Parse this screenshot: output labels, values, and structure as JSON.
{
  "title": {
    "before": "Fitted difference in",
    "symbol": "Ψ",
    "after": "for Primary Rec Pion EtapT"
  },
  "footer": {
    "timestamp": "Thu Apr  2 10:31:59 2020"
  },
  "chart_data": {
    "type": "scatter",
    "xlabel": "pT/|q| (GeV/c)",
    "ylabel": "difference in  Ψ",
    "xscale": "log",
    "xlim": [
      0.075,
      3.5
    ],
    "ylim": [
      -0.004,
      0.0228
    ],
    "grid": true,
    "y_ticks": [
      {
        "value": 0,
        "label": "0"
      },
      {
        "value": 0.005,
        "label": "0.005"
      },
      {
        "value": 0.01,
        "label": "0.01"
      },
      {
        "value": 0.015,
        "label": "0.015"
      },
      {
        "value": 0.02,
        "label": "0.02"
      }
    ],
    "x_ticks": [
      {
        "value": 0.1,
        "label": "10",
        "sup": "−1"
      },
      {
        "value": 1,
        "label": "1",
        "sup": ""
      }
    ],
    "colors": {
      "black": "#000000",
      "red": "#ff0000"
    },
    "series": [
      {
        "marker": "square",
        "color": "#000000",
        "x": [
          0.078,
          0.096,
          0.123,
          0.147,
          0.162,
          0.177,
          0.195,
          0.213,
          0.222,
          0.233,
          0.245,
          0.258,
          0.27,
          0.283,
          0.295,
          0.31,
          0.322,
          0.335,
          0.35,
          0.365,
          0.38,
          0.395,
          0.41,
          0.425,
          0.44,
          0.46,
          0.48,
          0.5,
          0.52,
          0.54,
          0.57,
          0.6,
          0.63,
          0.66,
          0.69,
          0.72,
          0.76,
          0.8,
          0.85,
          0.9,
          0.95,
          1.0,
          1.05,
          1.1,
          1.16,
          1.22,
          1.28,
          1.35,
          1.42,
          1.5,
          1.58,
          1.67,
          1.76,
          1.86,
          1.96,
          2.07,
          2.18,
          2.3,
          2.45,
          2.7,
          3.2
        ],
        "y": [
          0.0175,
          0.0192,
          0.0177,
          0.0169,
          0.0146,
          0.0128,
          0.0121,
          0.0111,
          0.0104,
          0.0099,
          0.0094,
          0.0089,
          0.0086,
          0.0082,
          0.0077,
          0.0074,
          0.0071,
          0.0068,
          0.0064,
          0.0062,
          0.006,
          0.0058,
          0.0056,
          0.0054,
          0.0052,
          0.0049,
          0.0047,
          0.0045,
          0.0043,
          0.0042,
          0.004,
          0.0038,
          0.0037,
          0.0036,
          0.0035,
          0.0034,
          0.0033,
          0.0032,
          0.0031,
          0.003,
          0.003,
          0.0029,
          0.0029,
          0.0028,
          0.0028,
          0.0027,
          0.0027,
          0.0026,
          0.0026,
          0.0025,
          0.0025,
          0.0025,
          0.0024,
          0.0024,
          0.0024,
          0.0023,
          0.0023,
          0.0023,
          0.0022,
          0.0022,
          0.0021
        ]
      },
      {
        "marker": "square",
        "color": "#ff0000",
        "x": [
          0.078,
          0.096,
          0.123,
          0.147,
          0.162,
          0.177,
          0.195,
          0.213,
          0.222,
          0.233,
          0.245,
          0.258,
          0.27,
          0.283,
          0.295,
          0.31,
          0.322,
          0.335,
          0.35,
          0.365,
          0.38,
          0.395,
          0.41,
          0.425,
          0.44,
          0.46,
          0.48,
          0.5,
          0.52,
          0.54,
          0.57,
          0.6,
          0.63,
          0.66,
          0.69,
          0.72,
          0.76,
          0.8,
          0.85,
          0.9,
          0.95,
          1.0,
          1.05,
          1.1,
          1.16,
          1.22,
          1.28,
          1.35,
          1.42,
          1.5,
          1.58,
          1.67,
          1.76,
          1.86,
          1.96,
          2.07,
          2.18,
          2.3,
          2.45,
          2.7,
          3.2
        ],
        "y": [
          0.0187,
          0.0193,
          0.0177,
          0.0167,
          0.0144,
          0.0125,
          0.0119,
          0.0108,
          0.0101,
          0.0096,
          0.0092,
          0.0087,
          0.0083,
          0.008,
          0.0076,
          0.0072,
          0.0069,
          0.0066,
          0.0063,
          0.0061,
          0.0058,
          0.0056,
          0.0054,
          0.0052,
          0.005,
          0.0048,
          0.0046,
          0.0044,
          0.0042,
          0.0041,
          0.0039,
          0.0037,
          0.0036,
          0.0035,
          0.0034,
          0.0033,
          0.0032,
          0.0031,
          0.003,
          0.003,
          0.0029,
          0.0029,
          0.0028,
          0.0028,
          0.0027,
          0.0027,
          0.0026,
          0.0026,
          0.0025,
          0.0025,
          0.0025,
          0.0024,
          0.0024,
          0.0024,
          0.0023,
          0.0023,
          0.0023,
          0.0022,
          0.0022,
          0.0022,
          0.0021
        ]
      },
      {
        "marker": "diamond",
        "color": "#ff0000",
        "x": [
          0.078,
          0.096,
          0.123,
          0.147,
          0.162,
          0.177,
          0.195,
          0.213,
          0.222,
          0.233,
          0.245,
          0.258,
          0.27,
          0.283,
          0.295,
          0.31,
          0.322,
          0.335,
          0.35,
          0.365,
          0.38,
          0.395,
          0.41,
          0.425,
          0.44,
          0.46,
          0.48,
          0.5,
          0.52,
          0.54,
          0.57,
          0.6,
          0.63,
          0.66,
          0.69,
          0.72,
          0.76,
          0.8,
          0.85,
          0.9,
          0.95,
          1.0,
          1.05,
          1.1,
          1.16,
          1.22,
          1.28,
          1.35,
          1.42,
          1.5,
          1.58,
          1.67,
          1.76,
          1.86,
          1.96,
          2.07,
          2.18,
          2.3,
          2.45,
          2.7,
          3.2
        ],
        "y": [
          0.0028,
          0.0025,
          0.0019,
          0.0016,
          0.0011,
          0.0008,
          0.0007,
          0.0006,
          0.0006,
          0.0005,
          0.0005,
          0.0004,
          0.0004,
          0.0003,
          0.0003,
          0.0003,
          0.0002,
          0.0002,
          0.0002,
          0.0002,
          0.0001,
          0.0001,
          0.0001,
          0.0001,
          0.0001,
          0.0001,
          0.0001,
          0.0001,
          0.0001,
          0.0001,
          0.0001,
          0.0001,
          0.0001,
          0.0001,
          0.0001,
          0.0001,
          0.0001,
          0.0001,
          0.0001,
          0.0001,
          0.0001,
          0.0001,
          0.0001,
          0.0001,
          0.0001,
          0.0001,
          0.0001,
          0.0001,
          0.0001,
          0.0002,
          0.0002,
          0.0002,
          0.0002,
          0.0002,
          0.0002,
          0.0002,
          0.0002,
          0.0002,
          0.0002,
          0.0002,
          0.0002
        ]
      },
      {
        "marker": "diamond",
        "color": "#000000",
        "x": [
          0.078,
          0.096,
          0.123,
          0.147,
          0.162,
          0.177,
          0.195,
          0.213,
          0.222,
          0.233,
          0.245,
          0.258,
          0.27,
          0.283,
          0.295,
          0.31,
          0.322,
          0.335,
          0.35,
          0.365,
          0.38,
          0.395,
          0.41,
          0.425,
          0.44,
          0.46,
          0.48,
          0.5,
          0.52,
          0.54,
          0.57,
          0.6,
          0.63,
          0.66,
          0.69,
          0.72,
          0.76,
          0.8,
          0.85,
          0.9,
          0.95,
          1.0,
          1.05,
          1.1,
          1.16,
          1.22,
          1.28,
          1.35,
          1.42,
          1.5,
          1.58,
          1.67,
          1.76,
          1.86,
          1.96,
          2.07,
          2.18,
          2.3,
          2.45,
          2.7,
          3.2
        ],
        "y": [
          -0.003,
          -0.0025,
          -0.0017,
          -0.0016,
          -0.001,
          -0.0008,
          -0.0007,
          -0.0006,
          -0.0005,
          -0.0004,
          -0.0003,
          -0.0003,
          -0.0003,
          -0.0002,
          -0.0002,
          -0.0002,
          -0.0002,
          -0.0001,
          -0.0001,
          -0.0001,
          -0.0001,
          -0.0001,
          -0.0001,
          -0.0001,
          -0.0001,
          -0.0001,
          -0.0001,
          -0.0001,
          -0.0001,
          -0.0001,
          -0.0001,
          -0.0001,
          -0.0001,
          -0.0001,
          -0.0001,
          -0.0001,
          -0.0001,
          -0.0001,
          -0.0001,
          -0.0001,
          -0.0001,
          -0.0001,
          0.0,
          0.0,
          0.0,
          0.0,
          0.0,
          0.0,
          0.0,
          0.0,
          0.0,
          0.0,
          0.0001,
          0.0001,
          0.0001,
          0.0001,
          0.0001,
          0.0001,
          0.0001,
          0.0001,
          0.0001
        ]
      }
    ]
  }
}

• [Work required]:
Gather all lines where the word "difference" appears.

• [Written answer]:
    "before": "Fitted difference in",
    "ylabel": "difference in  Ψ",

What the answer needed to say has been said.